WHAT IS ASKED →
Output every entry exactly, from the first line to the last.

**** INPUT ROWS

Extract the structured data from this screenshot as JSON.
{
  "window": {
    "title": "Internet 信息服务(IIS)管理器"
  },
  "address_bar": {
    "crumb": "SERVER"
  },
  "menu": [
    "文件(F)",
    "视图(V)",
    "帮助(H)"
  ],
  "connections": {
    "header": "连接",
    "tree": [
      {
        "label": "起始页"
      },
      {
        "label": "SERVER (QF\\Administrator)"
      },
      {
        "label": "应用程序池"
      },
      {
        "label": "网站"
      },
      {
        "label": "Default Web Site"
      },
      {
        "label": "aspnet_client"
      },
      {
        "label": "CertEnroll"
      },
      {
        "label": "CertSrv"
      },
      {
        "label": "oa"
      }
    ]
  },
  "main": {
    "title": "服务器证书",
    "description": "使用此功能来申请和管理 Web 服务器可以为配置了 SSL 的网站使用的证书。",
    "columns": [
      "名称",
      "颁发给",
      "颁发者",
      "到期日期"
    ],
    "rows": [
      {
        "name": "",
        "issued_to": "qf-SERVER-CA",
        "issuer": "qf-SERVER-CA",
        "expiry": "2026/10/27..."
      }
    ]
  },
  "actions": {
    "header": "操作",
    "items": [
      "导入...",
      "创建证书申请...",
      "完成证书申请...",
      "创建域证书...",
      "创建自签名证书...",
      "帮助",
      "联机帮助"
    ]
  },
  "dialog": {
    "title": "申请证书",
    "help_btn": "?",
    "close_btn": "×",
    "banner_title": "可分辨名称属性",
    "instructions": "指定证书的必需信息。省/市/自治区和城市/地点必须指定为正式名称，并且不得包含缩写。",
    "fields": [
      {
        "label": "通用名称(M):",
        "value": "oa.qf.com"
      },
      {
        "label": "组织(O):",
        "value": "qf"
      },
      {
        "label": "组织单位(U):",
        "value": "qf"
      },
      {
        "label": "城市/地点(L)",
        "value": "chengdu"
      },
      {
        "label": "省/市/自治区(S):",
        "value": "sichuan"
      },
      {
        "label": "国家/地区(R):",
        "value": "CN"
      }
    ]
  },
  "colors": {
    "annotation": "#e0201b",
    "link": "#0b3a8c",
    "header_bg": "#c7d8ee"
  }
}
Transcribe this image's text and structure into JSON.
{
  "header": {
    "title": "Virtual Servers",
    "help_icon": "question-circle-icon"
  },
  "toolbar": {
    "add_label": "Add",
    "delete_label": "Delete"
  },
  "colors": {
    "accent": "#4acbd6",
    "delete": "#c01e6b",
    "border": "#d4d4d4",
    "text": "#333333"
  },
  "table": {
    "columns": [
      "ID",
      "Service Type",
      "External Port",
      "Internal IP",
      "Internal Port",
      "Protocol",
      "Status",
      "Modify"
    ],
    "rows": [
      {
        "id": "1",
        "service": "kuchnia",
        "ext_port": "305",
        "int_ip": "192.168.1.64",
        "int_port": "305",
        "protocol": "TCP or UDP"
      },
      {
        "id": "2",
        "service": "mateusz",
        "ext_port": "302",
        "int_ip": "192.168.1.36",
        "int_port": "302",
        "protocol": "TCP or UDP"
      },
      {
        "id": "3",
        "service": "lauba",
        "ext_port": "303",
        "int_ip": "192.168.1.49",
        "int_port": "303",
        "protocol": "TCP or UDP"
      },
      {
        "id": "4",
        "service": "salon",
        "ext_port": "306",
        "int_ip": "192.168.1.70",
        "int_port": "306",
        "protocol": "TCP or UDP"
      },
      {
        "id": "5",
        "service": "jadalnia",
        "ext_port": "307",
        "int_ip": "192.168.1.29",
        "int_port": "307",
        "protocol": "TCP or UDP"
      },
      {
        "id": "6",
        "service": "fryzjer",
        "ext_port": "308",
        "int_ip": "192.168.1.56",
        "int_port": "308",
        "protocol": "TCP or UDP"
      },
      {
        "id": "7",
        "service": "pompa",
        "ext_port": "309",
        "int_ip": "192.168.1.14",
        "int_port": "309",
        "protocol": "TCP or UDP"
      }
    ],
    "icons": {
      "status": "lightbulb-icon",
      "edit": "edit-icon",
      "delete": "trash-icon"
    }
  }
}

********

COMPLETED TASK →
Extract the structured data from this screenshot as JSON.
{
  "window": {
    "title": "Internet 信息服务(IIS)管理器"
  },
  "address_bar": {
    "crumb": "SERVER"
  },
  "menu": [
    "文件(F)",
    "视图(V)",
    "帮助(H)"
  ],
  "connections": {
    "header": "连接",
    "tree": [
      {
        "label": "起始页"
      },
      {
        "label": "SERVER (QF\\Administrator)"
      },
      {
        "label": "应用程序池"
      },
      {
        "label": "网站"
      },
      {
        "label": "Default Web Site"
      },
      {
        "label": "aspnet_client"
      },
      {
        "label": "CertEnroll"
      },
      {
        "label": "CertSrv"
      },
      {
        "label": "oa"
      }
    ]
  },
  "main": {
    "title": "服务器证书",
    "description": "使用此功能来申请和管理 Web 服务器可以为配置了 SSL 的网站使用的证书。",
    "columns": [
      "名称",
      "颁发给",
      "颁发者",
      "到期日期"
    ],
    "rows": [
      {
        "name": "",
        "issued_to": "qf-SERVER-CA",
        "issuer": "qf-SERVER-CA",
        "expiry": "2026/10/27..."
      }
    ]
  },
  "actions": {
    "header": "操作",
    "items": [
      "导入...",
      "创建证书申请...",
      "完成证书申请...",
      "创建域证书...",
      "创建自签名证书...",
      "帮助",
      "联机帮助"
    ]
  },
  "dialog": {
    "title": "申请证书",
    "help_btn": "?",
    "close_btn": "×",
    "banner_title": "可分辨名称属性",
    "instructions": "指定证书的必需信息。省/市/自治区和城市/地点必须指定为正式名称，并且不得包含缩写。",
    "fields": [
      {
        "label": "通用名称(M):",
        "value": "oa.qf.com"
      },
      {
        "label": "组织(O):",
        "value": "qf"
      },
      {
        "label": "组织单位(U):",
        "value": "qf"
      },
      {
        "label": "城市/地点(L)",
        "value": "chengdu"
      },
      {
        "label": "省/市/自治区(S):",
        "value": "sichuan"
      },
      {
        "label": "国家/地区(R):",
        "value": "CN"
      }
    ]
  },
  "colors": {
    "annotation": "#e0201b",
    "link": "#0b3a8c",
    "header_bg": "#c7d8ee"
  }
}
Transcribe this image's text and structure into JSON.
{
  "header": {
    "title": "Virtual Servers",
    "help_icon": "question-circle-icon"
  },
  "toolbar": {
    "add_label": "Add",
    "delete_label": "Delete"
  },
  "colors": {
    "accent": "#4acbd6",
    "delete": "#c01e6b",
    "border": "#d4d4d4",
    "text": "#333333"
  },
  "table": {
    "columns": [
      "ID",
      "Service Type",
      "External Port",
      "Internal IP",
      "Internal Port",
      "Protocol",
      "Status",
      "Modify"
    ],
    "rows": [
      {
        "id": "1",
        "service": "kuchnia",
        "ext_port": "305",
        "int_ip": "192.168.1.64",
        "int_port": "305",
        "protocol": "TCP or UDP"
      },
      {
        "id": "2",
        "service": "mateusz",
        "ext_port": "302",
        "int_ip": "192.168.1.36",
        "int_port": "302",
        "protocol": "TCP or UDP"
      },
      {
        "id": "3",
        "service": "lauba",
        "ext_port": "303",
        "int_ip": "192.168.1.49",
        "int_port": "303",
        "protocol": "TCP or UDP"
      },
      {
        "id": "4",
        "service": "salon",
        "ext_port": "306",
        "int_ip": "192.168.1.70",
        "int_port": "306",
        "protocol": "TCP or UDP"
      },
      {
        "id": "5",
        "service": "jadalnia",
        "ext_port": "307",
        "int_ip": "192.168.1.29",
        "int_port": "307",
        "protocol": "TCP or UDP"
      },
      {
        "id": "6",
        "service": "fryzjer",
        "ext_port": "308",
        "int_ip": "192.168.1.56",
        "int_port": "308",
        "protocol": "TCP or UDP"
      },
      {
        "id": "7",
        "service": "pompa",
        "ext_port": "309",
        "int_ip": "192.168.1.14",
        "int_port": "309",
        "protocol": "TCP or UDP"
      }
    ],
    "icons": {
      "status": "lightbulb-icon",
      "edit": "edit-icon",
      "delete": "trash-icon"
    }
  }
}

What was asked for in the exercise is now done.